◆ Excerpted data:
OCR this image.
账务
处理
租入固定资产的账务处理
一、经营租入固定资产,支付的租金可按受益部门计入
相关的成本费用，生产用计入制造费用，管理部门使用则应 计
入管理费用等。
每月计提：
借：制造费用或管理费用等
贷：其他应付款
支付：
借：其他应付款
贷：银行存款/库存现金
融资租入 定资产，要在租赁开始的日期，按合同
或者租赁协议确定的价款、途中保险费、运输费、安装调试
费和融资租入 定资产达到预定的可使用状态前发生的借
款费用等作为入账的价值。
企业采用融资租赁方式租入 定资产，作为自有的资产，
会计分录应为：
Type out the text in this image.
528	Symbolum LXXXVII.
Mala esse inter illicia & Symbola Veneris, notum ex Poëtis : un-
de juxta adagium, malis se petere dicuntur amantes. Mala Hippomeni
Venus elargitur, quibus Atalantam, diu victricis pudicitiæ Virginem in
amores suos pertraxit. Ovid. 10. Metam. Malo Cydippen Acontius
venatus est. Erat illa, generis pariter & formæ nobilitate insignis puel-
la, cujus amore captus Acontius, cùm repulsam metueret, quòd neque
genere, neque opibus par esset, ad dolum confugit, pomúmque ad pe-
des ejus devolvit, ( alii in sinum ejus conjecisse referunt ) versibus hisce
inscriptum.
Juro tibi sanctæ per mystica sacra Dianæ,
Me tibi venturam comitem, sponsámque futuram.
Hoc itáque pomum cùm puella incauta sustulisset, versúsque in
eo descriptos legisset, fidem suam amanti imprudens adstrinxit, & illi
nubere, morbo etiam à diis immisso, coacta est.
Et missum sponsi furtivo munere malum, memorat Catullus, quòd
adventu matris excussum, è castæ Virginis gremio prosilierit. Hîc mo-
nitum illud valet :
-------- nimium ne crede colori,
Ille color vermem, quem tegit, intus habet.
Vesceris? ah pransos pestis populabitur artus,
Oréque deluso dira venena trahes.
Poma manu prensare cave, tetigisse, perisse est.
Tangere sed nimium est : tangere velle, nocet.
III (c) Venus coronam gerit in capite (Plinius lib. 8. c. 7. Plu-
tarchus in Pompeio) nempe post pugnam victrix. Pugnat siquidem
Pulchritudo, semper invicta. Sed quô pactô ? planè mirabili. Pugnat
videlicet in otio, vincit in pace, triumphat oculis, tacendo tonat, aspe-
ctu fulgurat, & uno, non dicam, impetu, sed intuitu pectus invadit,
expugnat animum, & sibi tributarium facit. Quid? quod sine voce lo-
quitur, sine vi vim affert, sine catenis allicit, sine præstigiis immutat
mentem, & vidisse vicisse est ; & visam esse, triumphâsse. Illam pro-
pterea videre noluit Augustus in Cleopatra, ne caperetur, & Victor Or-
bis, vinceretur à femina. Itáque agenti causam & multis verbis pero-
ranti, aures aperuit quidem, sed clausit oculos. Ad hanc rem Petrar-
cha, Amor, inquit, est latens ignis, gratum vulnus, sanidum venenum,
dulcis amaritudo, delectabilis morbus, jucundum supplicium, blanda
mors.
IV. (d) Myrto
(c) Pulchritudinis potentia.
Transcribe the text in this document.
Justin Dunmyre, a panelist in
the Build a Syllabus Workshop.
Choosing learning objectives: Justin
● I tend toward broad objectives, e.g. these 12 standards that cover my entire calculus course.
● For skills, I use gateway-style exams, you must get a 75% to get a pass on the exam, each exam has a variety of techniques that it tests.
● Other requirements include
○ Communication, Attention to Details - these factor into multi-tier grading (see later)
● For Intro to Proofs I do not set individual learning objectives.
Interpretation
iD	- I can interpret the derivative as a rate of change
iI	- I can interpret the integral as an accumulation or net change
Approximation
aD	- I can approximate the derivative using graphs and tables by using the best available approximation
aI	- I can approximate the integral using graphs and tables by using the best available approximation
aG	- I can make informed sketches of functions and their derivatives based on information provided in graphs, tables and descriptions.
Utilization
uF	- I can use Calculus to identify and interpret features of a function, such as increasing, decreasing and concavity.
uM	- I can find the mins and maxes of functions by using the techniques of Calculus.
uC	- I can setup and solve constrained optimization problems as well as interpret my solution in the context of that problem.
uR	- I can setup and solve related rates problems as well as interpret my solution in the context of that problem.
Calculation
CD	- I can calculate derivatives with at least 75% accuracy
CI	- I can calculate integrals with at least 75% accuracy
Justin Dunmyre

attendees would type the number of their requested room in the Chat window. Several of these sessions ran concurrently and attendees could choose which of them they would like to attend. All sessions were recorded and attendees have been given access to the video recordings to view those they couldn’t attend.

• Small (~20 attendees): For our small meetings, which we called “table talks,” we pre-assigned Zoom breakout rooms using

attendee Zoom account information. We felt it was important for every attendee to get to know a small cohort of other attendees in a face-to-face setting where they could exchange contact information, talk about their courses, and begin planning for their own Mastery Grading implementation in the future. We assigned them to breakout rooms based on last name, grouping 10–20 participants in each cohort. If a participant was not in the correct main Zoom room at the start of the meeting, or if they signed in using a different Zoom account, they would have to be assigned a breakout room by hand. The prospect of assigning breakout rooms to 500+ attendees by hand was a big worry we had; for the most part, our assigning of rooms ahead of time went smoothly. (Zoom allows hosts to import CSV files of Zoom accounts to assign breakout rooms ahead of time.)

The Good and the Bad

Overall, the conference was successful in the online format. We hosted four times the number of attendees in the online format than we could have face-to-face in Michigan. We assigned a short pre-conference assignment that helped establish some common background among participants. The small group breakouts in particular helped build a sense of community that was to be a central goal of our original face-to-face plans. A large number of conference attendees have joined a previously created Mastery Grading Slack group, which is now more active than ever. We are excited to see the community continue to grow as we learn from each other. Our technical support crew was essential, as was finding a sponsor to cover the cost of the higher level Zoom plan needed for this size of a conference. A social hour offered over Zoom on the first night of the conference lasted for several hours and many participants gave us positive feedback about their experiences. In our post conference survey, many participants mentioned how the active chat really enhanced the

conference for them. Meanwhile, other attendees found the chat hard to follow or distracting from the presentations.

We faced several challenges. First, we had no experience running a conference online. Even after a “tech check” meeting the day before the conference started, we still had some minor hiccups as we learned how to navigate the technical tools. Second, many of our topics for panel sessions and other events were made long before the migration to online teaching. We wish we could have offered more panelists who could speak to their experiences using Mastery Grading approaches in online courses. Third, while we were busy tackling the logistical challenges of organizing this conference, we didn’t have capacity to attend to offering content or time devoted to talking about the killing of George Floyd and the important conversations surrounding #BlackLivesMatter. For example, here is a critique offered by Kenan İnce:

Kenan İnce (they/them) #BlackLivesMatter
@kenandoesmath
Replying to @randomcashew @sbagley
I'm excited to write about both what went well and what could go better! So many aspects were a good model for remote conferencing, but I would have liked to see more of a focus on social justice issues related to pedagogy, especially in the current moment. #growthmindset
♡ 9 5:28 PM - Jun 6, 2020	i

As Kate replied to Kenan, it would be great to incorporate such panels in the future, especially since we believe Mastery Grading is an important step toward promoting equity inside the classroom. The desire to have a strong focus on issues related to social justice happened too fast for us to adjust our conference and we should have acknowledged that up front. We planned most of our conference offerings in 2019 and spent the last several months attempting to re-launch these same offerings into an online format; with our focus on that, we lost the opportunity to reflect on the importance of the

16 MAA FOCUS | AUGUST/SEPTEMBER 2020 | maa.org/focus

◆ Stated exercise:
From the entries above, pull out each line that includes "solve".

◆ Correct answer:
uC	- I can setup and solve constrained optimization problems as well as interpret my solution in the context of that problem.
uR	- I can setup and solve related rates problems as well as interpret my solution in the context of that problem.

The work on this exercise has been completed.